Given request: In the copy, include every entry exactly but none of the pictures.

Input for this task:
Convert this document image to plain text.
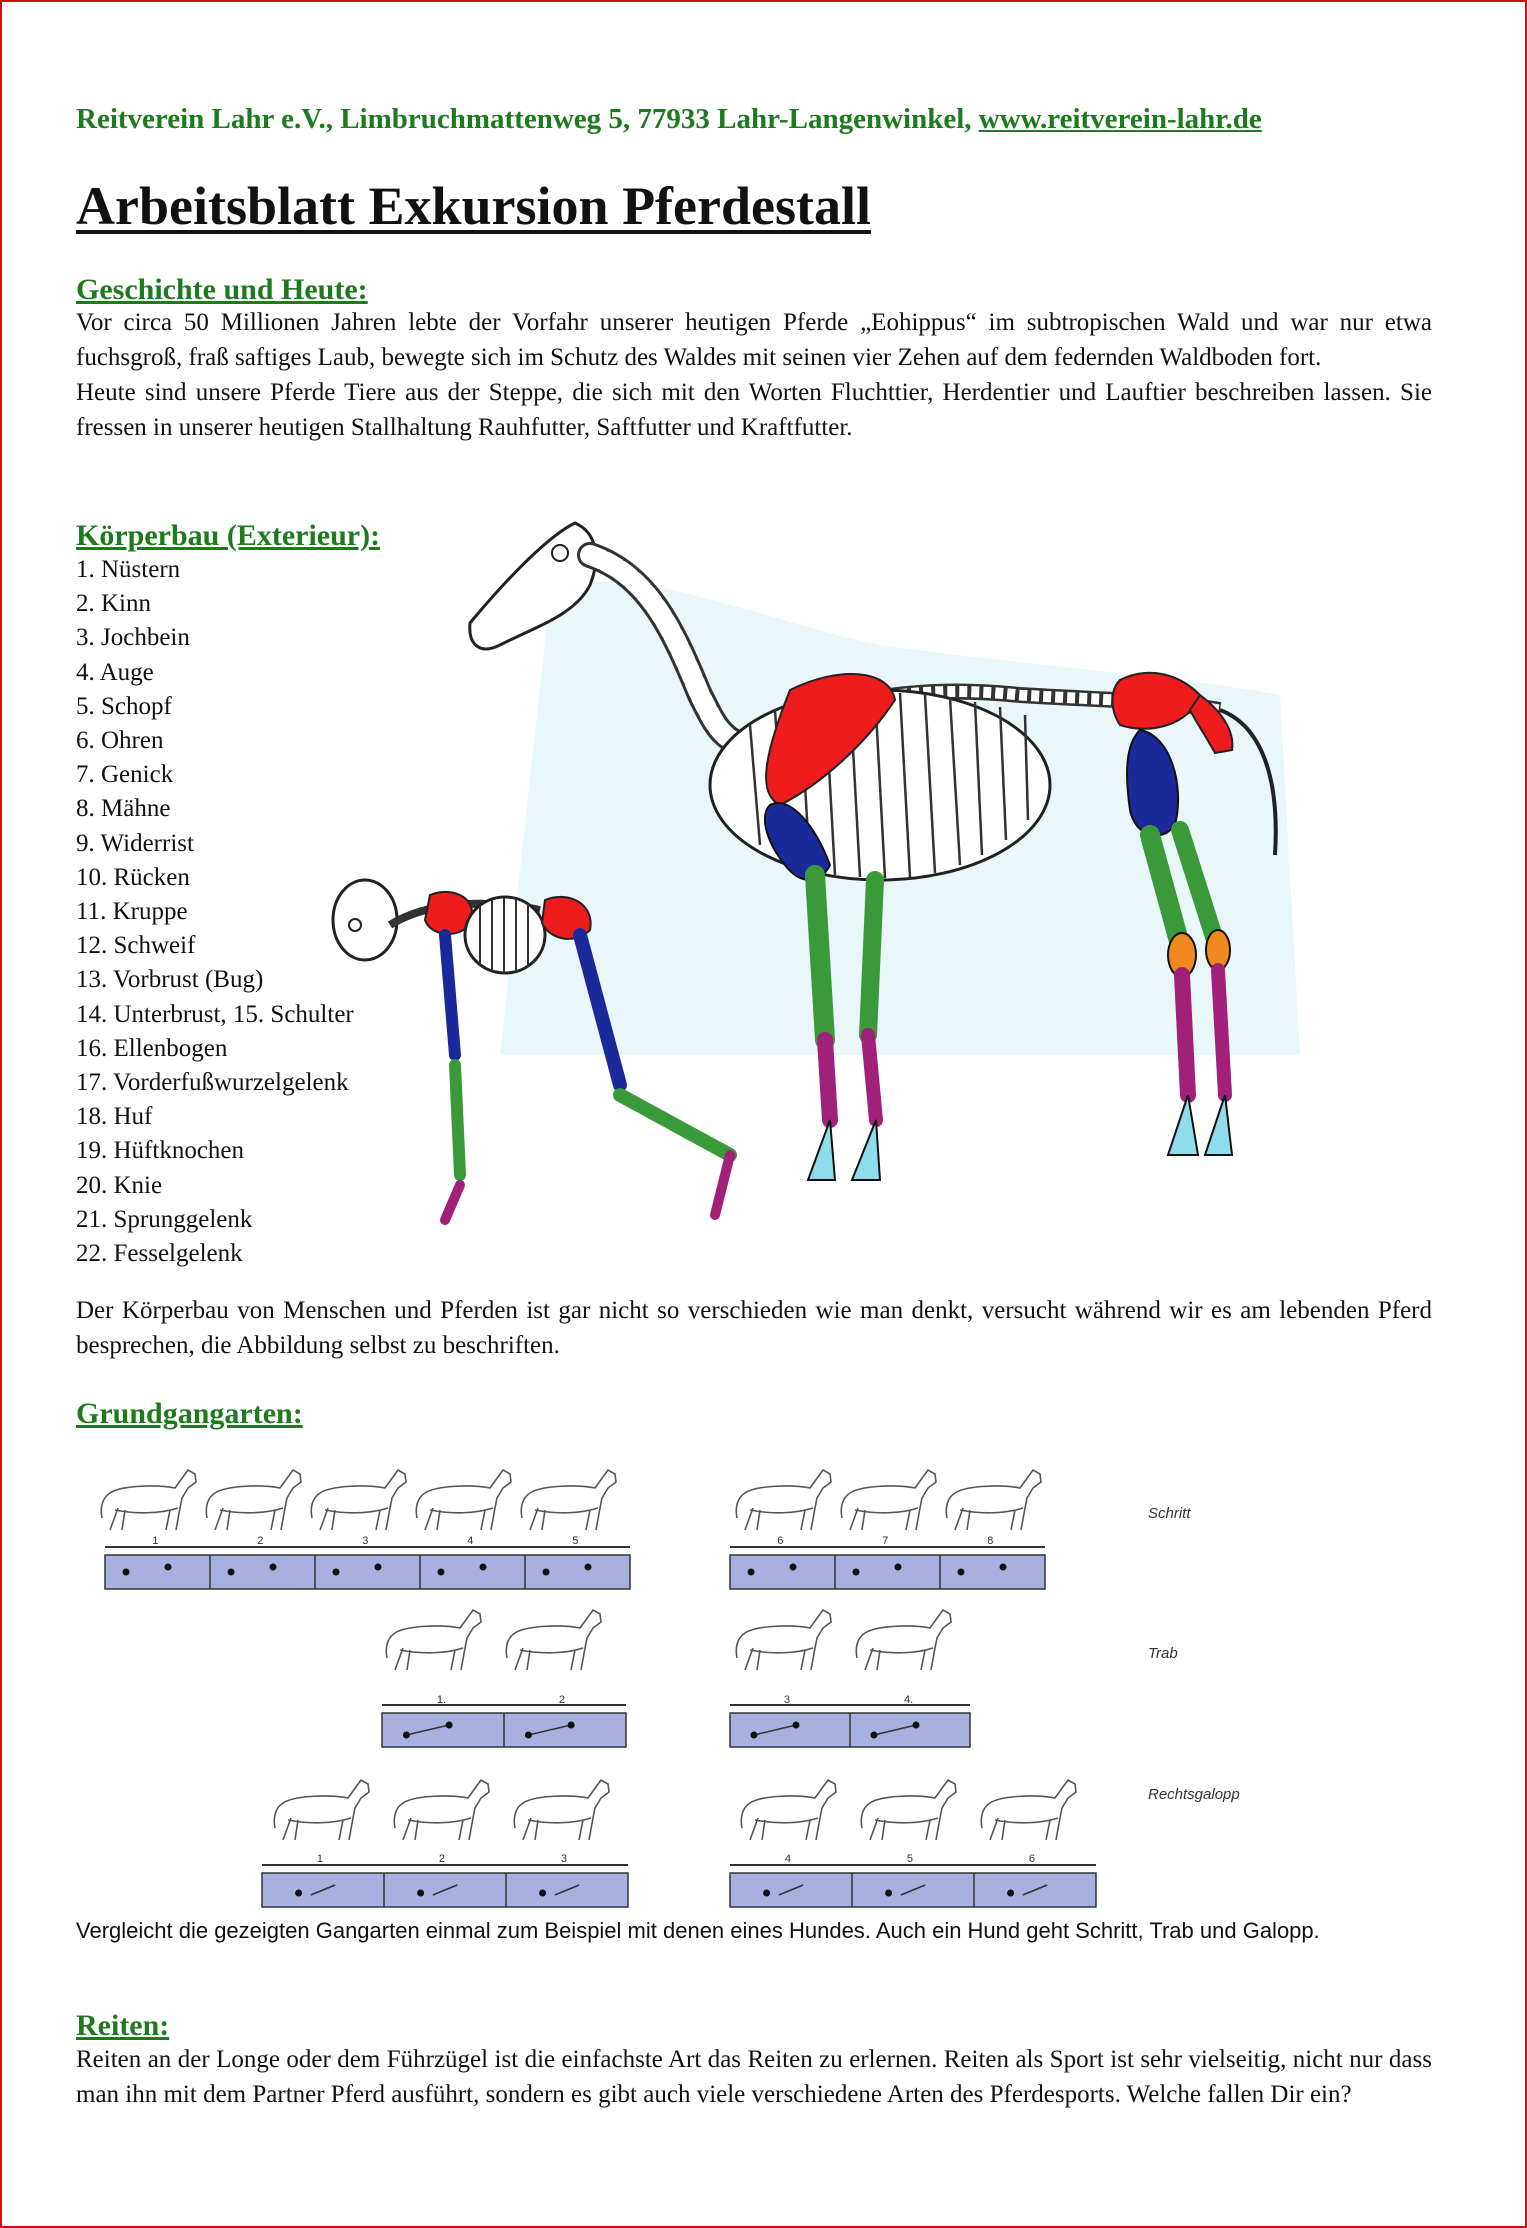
Reitverein Lahr e.V., Limbruchmattenweg 5, 77933 Lahr-Langenwinkel, www.reitverein-lahr.de
Arbeitsblatt Exkursion Pferdestall
Geschichte und Heute:

Vor circa 50 Millionen Jahren lebte der Vorfahr unserer heutigen Pferde „Eohippus“ im subtropischen Wald und war nur etwa fuchsgroß, fraß saftiges Laub, bewegte sich im Schutz des Waldes mit seinen vier Zehen auf dem federnden Waldboden fort.

Heute sind unsere Pferde Tiere aus der Steppe, die sich mit den Worten Fluchttier, Herdentier und Lauftier beschreiben lassen. Sie fressen in unserer heutigen Stallhaltung Rauhfutter, Saftfutter und Kraftfutter.

Körperbau (Exterieur):
1. Nüstern
2. Kinn
3. Jochbein
4. Auge
5. Schopf
6. Ohren
7. Genick
8. Mähne
9. Widerrist
10. Rücken
11. Kruppe
12. Schweif
13. Vorbrust (Bug)
14. Unterbrust, 15. Schulter
16. Ellenbogen
17. Vorderfußwurzelgelenk
18. Huf
19. Hüftknochen
20. Knie
21. Sprunggelenk
22. Fesselgelenk
Der Körperbau von Menschen und Pferden ist gar nicht so verschieden wie man denkt, versucht während wir es am lebenden Pferd besprechen, die Abbildung selbst zu beschriften.
Grundgangarten:
1	2	3	4	5	6	7	8
1.	2	3	4.
1	2	3	4	5	6
Schritt
Trab
Rechtsgalopp
Vergleicht die gezeigten Gangarten einmal zum Beispiel mit denen eines Hundes. Auch ein Hund geht Schritt, Trab und Galopp.
Reiten:
Reiten an der Longe oder dem Führzügel ist die einfachste Art das Reiten zu erlernen. Reiten als Sport ist sehr vielseitig, nicht nur dass man ihn mit dem Partner Pferd ausführt, sondern es gibt auch viele verschiedene Arten des Pferdesports. Welche fallen Dir ein?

Exercise answer:
Convert this document image to plain text.
Reitverein Lahr e.V., Limbruchmattenweg 5, 77933 Lahr-Langenwinkel, www.reitverein-lahr.de
Arbeitsblatt Exkursion Pferdestall
Geschichte und Heute:

Vor circa 50 Millionen Jahren lebte der Vorfahr unserer heutigen Pferde „Eohippus“ im subtropischen Wald und war nur etwa fuchsgroß, fraß saftiges Laub, bewegte sich im Schutz des Waldes mit seinen vier Zehen auf dem federnden Waldboden fort.

Heute sind unsere Pferde Tiere aus der Steppe, die sich mit den Worten Fluchttier, Herdentier und Lauftier beschreiben lassen. Sie fressen in unserer heutigen Stallhaltung Rauhfutter, Saftfutter und Kraftfutter.

Körperbau (Exterieur):
1. Nüstern
2. Kinn
3. Jochbein
4. Auge
5. Schopf
6. Ohren
7. Genick
8. Mähne
9. Widerrist
10. Rücken
11. Kruppe
12. Schweif
13. Vorbrust (Bug)
14. Unterbrust, 15. Schulter
16. Ellenbogen
17. Vorderfußwurzelgelenk
18. Huf
19. Hüftknochen
20. Knie
21. Sprunggelenk
22. Fesselgelenk
Der Körperbau von Menschen und Pferden ist gar nicht so verschieden wie man denkt, versucht während wir es am lebenden Pferd besprechen, die Abbildung selbst zu beschriften.
Grundgangarten:
1	2	3	4	5	6	7	8
1.	2	3	4.
1	2	3	4	5	6
Schritt
Trab
Rechtsgalopp
Vergleicht die gezeigten Gangarten einmal zum Beispiel mit denen eines Hundes. Auch ein Hund geht Schritt, Trab und Galopp.
Reiten:
Reiten an der Longe oder dem Führzügel ist die einfachste Art das Reiten zu erlernen. Reiten als Sport ist sehr vielseitig, nicht nur dass man ihn mit dem Partner Pferd ausführt, sondern es gibt auch viele verschiedene Arten des Pferdesports. Welche fallen Dir ein?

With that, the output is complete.